THE REQUEST:
Output all of the records exactly as written.

Dataset records:
● ● ● ● ● ● ●
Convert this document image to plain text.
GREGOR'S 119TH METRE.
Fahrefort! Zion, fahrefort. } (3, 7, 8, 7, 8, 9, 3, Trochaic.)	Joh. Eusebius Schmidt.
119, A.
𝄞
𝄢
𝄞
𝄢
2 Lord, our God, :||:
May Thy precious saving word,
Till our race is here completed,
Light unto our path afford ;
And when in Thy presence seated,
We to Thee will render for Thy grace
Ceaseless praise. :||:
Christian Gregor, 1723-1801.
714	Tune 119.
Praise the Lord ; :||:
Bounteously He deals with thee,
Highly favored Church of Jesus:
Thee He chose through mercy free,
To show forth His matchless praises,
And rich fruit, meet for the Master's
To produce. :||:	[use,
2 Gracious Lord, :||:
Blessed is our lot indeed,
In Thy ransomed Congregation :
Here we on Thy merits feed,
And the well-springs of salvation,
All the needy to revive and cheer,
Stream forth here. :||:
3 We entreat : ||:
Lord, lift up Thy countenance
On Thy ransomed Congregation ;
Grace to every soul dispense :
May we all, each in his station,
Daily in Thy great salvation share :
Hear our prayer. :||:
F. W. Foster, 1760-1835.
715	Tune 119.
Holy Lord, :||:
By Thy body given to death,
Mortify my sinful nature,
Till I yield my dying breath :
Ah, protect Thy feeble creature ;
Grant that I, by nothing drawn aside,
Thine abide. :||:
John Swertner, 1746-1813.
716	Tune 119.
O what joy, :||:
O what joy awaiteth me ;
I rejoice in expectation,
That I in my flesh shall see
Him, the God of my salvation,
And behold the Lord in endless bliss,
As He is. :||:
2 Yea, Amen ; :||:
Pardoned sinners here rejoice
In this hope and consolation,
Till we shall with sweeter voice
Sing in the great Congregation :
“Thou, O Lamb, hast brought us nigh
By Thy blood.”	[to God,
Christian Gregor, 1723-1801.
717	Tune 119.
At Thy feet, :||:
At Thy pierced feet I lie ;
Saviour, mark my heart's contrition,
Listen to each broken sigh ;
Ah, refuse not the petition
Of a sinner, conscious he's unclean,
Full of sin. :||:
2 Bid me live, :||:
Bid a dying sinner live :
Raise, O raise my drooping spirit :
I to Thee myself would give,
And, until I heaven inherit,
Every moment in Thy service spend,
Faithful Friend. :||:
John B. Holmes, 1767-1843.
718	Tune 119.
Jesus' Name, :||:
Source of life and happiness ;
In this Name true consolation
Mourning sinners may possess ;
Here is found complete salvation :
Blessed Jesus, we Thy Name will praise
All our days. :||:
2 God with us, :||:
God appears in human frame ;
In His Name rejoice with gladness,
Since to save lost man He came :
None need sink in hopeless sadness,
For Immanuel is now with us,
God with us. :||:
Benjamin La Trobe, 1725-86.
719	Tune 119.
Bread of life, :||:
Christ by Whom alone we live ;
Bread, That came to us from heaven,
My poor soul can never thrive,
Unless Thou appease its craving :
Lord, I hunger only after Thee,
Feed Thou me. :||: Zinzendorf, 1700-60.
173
● ● ● ● ● ● ●
COMPLETED TASK:
Convert this document image to plain text.
GREGOR'S 119TH METRE.
Fahrefort! Zion, fahrefort. } (3, 7, 8, 7, 8, 9, 3, Trochaic.)	Joh. Eusebius Schmidt.
119, A.
𝄞
𝄢
𝄞
𝄢
2 Lord, our God, :||:
May Thy precious saving word,
Till our race is here completed,
Light unto our path afford ;
And when in Thy presence seated,
We to Thee will render for Thy grace
Ceaseless praise. :||:
Christian Gregor, 1723-1801.
714	Tune 119.
Praise the Lord ; :||:
Bounteously He deals with thee,
Highly favored Church of Jesus:
Thee He chose through mercy free,
To show forth His matchless praises,
And rich fruit, meet for the Master's
To produce. :||:	[use,
2 Gracious Lord, :||:
Blessed is our lot indeed,
In Thy ransomed Congregation :
Here we on Thy merits feed,
And the well-springs of salvation,
All the needy to revive and cheer,
Stream forth here. :||:
3 We entreat : ||:
Lord, lift up Thy countenance
On Thy ransomed Congregation ;
Grace to every soul dispense :
May we all, each in his station,
Daily in Thy great salvation share :
Hear our prayer. :||:
F. W. Foster, 1760-1835.
715	Tune 119.
Holy Lord, :||:
By Thy body given to death,
Mortify my sinful nature,
Till I yield my dying breath :
Ah, protect Thy feeble creature ;
Grant that I, by nothing drawn aside,
Thine abide. :||:
John Swertner, 1746-1813.
716	Tune 119.
O what joy, :||:
O what joy awaiteth me ;
I rejoice in expectation,
That I in my flesh shall see
Him, the God of my salvation,
And behold the Lord in endless bliss,
As He is. :||:
2 Yea, Amen ; :||:
Pardoned sinners here rejoice
In this hope and consolation,
Till we shall with sweeter voice
Sing in the great Congregation :
“Thou, O Lamb, hast brought us nigh
By Thy blood.”	[to God,
Christian Gregor, 1723-1801.
717	Tune 119.
At Thy feet, :||:
At Thy pierced feet I lie ;
Saviour, mark my heart's contrition,
Listen to each broken sigh ;
Ah, refuse not the petition
Of a sinner, conscious he's unclean,
Full of sin. :||:
2 Bid me live, :||:
Bid a dying sinner live :
Raise, O raise my drooping spirit :
I to Thee myself would give,
And, until I heaven inherit,
Every moment in Thy service spend,
Faithful Friend. :||:
John B. Holmes, 1767-1843.
718	Tune 119.
Jesus' Name, :||:
Source of life and happiness ;
In this Name true consolation
Mourning sinners may possess ;
Here is found complete salvation :
Blessed Jesus, we Thy Name will praise
All our days. :||:
2 God with us, :||:
God appears in human frame ;
In His Name rejoice with gladness,
Since to save lost man He came :
None need sink in hopeless sadness,
For Immanuel is now with us,
God with us. :||:
Benjamin La Trobe, 1725-86.
719	Tune 119.
Bread of life, :||:
Christ by Whom alone we live ;
Bread, That came to us from heaven,
My poor soul can never thrive,
Unless Thou appease its craving :
Lord, I hunger only after Thee,
Feed Thou me. :||: Zinzendorf, 1700-60.
173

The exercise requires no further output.